(Raw records)

(begin)

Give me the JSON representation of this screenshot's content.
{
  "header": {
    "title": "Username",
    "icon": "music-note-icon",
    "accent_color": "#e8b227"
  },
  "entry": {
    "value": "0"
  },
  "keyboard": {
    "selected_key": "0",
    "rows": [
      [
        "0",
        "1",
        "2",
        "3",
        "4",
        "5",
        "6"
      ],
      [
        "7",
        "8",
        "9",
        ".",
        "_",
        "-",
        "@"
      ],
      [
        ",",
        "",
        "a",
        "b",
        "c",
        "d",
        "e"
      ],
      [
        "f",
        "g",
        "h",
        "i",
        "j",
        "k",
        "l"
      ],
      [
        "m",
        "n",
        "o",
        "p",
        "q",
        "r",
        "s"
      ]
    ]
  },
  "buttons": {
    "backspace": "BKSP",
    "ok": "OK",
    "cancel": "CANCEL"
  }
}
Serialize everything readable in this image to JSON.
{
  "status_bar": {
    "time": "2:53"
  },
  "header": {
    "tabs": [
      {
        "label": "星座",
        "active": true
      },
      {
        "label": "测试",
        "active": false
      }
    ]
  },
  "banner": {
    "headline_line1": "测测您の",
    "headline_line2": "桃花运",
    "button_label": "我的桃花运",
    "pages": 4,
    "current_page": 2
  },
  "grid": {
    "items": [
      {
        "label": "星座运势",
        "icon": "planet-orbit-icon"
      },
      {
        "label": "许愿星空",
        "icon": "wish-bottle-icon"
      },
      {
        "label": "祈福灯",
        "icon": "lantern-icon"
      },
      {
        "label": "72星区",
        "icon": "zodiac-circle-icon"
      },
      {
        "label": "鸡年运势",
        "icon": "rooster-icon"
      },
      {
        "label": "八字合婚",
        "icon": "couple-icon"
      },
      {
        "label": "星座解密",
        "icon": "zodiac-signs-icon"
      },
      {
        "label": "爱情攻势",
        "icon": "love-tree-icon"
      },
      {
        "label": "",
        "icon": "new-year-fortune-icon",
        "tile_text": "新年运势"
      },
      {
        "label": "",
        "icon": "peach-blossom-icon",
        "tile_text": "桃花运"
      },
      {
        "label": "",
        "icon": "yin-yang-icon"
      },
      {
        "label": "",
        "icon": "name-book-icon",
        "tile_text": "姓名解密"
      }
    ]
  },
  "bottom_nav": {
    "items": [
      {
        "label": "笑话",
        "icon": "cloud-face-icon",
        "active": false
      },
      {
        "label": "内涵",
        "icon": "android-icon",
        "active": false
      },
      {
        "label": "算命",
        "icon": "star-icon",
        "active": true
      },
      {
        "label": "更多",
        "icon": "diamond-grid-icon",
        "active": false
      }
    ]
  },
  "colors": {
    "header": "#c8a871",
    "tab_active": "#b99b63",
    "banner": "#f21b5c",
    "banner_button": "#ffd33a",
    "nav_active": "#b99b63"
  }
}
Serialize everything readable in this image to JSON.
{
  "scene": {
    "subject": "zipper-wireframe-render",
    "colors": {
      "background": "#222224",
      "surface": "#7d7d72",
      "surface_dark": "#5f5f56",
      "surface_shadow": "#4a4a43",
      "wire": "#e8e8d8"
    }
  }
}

(end)

Instructions to follow. Every line of the data above should be copied exactly.

Completed exercise.
Give me the JSON representation of this screenshot's content.
{
  "header": {
    "title": "Username",
    "icon": "music-note-icon",
    "accent_color": "#e8b227"
  },
  "entry": {
    "value": "0"
  },
  "keyboard": {
    "selected_key": "0",
    "rows": [
      [
        "0",
        "1",
        "2",
        "3",
        "4",
        "5",
        "6"
      ],
      [
        "7",
        "8",
        "9",
        ".",
        "_",
        "-",
        "@"
      ],
      [
        ",",
        "",
        "a",
        "b",
        "c",
        "d",
        "e"
      ],
      [
        "f",
        "g",
        "h",
        "i",
        "j",
        "k",
        "l"
      ],
      [
        "m",
        "n",
        "o",
        "p",
        "q",
        "r",
        "s"
      ]
    ]
  },
  "buttons": {
    "backspace": "BKSP",
    "ok": "OK",
    "cancel": "CANCEL"
  }
}
Serialize everything readable in this image to JSON.
{
  "status_bar": {
    "time": "2:53"
  },
  "header": {
    "tabs": [
      {
        "label": "星座",
        "active": true
      },
      {
        "label": "测试",
        "active": false
      }
    ]
  },
  "banner": {
    "headline_line1": "测测您の",
    "headline_line2": "桃花运",
    "button_label": "我的桃花运",
    "pages": 4,
    "current_page": 2
  },
  "grid": {
    "items": [
      {
        "label": "星座运势",
        "icon": "planet-orbit-icon"
      },
      {
        "label": "许愿星空",
        "icon": "wish-bottle-icon"
      },
      {
        "label": "祈福灯",
        "icon": "lantern-icon"
      },
      {
        "label": "72星区",
        "icon": "zodiac-circle-icon"
      },
      {
        "label": "鸡年运势",
        "icon": "rooster-icon"
      },
      {
        "label": "八字合婚",
        "icon": "couple-icon"
      },
      {
        "label": "星座解密",
        "icon": "zodiac-signs-icon"
      },
      {
        "label": "爱情攻势",
        "icon": "love-tree-icon"
      },
      {
        "label": "",
        "icon": "new-year-fortune-icon",
        "tile_text": "新年运势"
      },
      {
        "label": "",
        "icon": "peach-blossom-icon",
        "tile_text": "桃花运"
      },
      {
        "label": "",
        "icon": "yin-yang-icon"
      },
      {
        "label": "",
        "icon": "name-book-icon",
        "tile_text": "姓名解密"
      }
    ]
  },
  "bottom_nav": {
    "items": [
      {
        "label": "笑话",
        "icon": "cloud-face-icon",
        "active": false
      },
      {
        "label": "内涵",
        "icon": "android-icon",
        "active": false
      },
      {
        "label": "算命",
        "icon": "star-icon",
        "active": true
      },
      {
        "label": "更多",
        "icon": "diamond-grid-icon",
        "active": false
      }
    ]
  },
  "colors": {
    "header": "#c8a871",
    "tab_active": "#b99b63",
    "banner": "#f21b5c",
    "banner_button": "#ffd33a",
    "nav_active": "#b99b63"
  }
}
Serialize everything readable in this image to JSON.
{
  "scene": {
    "subject": "zipper-wireframe-render",
    "colors": {
      "background": "#222224",
      "surface": "#7d7d72",
      "surface_dark": "#5f5f56",
      "surface_shadow": "#4a4a43",
      "wire": "#e8e8d8"
    }
  }
}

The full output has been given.